== EXTRACTED INFORMATION

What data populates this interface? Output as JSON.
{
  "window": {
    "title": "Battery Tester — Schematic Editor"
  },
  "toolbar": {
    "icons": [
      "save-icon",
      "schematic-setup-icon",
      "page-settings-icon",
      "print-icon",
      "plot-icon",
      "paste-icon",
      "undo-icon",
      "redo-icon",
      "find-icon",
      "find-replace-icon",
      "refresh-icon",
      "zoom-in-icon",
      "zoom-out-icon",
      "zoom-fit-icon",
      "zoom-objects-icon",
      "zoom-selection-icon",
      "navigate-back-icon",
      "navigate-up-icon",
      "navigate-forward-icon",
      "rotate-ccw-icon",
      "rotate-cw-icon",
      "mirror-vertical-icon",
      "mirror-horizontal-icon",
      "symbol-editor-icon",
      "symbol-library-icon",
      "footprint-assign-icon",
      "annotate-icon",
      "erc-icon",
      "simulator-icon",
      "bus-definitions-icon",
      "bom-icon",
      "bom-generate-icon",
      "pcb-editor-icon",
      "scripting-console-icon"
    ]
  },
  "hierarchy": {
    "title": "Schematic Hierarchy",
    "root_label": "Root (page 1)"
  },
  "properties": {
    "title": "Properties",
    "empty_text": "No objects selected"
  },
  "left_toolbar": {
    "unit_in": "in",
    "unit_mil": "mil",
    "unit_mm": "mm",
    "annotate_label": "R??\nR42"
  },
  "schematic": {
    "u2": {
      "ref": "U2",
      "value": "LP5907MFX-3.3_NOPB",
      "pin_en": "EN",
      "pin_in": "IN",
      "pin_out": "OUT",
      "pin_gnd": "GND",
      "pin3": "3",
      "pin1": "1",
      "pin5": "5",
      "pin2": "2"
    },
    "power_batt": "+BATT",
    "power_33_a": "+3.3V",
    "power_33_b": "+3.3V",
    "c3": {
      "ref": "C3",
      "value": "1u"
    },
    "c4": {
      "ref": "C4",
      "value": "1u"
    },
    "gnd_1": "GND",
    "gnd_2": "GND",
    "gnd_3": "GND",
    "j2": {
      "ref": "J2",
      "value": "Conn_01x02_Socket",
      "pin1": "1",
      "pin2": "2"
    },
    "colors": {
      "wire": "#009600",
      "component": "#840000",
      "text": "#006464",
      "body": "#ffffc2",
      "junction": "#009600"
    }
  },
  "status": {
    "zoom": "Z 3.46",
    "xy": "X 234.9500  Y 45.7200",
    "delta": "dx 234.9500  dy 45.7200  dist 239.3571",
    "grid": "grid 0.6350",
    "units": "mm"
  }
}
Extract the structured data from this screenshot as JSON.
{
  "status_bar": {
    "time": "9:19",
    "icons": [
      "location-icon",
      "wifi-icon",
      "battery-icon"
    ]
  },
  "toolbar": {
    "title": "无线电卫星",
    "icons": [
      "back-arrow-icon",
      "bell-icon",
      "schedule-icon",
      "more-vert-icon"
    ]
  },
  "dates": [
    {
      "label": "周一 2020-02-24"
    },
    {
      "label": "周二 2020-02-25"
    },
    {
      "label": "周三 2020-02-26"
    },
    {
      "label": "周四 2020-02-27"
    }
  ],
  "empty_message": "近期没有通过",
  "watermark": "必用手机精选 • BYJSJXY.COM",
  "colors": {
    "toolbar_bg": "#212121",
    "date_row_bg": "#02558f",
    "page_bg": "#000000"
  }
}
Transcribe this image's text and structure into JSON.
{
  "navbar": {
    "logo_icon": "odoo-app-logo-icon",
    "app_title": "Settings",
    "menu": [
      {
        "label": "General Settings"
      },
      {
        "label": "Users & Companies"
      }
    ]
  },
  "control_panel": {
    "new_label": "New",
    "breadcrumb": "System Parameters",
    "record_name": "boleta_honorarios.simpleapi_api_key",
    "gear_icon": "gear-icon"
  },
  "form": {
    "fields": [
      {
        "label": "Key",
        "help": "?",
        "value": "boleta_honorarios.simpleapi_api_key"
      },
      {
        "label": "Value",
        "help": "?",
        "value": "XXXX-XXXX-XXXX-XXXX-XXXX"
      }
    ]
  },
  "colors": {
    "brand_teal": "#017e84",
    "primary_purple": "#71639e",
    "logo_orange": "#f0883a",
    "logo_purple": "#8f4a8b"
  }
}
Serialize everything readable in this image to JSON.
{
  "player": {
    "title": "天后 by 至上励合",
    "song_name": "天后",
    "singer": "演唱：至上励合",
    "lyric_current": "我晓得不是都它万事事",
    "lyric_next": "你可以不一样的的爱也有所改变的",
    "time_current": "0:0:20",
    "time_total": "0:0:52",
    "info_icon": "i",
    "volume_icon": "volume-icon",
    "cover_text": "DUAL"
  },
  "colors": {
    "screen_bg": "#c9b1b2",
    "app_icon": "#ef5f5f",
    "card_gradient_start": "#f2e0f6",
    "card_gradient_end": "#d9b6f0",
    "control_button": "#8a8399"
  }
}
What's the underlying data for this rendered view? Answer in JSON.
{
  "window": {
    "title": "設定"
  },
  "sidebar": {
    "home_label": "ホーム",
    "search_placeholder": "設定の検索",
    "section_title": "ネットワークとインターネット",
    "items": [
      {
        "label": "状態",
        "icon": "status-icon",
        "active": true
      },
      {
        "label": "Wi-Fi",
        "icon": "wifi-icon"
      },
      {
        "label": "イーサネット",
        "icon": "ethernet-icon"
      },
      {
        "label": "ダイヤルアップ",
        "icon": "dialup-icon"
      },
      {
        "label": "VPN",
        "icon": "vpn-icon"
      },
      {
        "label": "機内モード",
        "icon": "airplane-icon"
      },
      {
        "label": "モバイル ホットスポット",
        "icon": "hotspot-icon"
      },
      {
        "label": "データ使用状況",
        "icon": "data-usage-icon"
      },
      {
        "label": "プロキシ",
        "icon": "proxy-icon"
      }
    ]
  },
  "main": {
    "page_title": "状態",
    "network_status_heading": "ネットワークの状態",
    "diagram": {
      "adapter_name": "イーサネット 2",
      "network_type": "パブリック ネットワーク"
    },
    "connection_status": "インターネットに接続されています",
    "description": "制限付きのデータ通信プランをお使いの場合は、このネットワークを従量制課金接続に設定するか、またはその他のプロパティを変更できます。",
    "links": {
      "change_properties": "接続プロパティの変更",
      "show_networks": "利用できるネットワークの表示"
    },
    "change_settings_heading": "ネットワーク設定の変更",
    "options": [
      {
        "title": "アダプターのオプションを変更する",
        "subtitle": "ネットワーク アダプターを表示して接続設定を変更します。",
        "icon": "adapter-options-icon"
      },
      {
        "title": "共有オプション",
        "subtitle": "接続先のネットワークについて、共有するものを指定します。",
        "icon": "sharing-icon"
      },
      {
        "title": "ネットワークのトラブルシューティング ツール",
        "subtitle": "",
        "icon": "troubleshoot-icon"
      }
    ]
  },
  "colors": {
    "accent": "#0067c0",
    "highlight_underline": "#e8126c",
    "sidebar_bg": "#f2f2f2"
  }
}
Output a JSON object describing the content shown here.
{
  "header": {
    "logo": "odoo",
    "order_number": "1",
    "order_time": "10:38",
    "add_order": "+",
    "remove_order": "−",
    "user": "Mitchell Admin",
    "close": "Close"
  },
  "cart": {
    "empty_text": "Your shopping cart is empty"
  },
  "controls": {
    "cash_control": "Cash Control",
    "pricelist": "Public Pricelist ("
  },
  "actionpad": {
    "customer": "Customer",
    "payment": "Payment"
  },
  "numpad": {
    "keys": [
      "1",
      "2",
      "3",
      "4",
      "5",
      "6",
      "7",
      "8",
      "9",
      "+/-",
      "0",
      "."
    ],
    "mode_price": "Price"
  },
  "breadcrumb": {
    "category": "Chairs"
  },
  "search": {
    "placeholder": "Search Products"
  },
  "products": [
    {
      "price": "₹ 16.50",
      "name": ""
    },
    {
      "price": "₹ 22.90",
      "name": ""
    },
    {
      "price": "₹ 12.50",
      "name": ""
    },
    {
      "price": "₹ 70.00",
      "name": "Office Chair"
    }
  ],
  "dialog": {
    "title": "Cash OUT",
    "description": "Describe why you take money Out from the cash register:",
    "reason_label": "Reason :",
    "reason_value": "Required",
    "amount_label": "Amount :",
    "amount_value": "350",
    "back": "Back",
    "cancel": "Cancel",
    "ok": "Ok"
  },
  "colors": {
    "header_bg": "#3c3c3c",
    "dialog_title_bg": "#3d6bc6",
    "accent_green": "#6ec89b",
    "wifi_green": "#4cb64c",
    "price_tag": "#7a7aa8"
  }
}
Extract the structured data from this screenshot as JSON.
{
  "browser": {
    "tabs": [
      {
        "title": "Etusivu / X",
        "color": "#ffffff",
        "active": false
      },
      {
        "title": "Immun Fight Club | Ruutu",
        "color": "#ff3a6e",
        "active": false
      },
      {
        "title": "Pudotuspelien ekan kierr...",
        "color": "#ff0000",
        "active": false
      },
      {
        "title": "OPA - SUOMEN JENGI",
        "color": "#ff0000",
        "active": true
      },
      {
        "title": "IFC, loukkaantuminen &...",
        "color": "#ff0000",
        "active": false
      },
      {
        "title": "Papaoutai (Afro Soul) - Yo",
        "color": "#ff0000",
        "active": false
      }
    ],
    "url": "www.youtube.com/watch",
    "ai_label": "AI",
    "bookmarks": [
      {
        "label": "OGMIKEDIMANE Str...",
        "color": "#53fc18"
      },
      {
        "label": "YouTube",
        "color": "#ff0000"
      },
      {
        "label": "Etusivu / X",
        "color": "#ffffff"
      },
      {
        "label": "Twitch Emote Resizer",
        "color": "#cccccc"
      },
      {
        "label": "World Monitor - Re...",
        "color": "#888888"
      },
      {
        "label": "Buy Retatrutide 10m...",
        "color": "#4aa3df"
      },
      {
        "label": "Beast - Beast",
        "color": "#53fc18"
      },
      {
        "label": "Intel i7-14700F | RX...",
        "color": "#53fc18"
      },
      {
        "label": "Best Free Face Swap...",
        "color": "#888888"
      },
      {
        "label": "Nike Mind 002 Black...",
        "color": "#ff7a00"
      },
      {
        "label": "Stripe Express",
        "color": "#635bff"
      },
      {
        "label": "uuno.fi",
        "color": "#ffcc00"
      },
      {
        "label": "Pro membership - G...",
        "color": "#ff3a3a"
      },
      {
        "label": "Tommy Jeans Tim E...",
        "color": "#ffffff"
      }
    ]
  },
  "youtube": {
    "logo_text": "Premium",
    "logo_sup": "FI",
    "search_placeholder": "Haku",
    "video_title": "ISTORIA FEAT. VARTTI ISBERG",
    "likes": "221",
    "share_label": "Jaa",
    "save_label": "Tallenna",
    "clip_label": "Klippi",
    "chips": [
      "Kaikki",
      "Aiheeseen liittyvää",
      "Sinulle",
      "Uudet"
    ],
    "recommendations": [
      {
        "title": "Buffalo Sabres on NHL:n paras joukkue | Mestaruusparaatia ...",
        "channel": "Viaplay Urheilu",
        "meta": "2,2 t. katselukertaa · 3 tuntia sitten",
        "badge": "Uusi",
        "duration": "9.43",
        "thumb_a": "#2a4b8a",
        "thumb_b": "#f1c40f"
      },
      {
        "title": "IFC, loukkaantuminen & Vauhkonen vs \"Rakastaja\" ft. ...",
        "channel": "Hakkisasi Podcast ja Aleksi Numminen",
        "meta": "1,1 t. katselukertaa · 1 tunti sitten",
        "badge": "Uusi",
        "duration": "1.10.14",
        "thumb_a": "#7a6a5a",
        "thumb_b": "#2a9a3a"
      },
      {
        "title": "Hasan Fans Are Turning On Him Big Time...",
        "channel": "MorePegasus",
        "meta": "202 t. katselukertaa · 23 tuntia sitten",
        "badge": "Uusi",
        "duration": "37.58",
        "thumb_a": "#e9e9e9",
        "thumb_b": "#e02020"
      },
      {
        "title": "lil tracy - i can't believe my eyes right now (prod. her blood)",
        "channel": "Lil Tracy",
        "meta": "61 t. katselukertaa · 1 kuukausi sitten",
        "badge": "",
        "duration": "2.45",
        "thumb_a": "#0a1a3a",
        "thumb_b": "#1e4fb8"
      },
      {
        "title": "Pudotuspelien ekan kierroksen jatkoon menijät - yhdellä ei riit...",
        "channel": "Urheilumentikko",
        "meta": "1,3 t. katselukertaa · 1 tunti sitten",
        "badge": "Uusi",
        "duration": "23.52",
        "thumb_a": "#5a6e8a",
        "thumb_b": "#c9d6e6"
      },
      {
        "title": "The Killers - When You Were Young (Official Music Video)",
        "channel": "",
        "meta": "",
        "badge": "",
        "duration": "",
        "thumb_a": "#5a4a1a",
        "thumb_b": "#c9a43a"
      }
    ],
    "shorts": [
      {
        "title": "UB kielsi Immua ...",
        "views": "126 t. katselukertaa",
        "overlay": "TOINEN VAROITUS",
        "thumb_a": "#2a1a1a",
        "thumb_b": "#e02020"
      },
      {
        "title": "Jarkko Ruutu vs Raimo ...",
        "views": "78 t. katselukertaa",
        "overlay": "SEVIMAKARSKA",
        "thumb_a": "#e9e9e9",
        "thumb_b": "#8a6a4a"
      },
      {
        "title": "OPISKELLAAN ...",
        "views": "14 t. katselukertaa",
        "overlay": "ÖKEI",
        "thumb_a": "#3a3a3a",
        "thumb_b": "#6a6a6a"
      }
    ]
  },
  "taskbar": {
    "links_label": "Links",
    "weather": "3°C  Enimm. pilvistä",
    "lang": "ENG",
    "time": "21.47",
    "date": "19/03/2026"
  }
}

====

__PROBLEM TO SOLVE__:
Every line containing the string "data" must be listed.

__FINAL RESULT__:
What data populates this interface? Output as JSON.
Extract the structured data from this screenshot as JSON.
What's the underlying data for this rendered view? Answer in JSON.
        "icon": "data-usage-icon"
Extract the structured data from this screenshot as JSON.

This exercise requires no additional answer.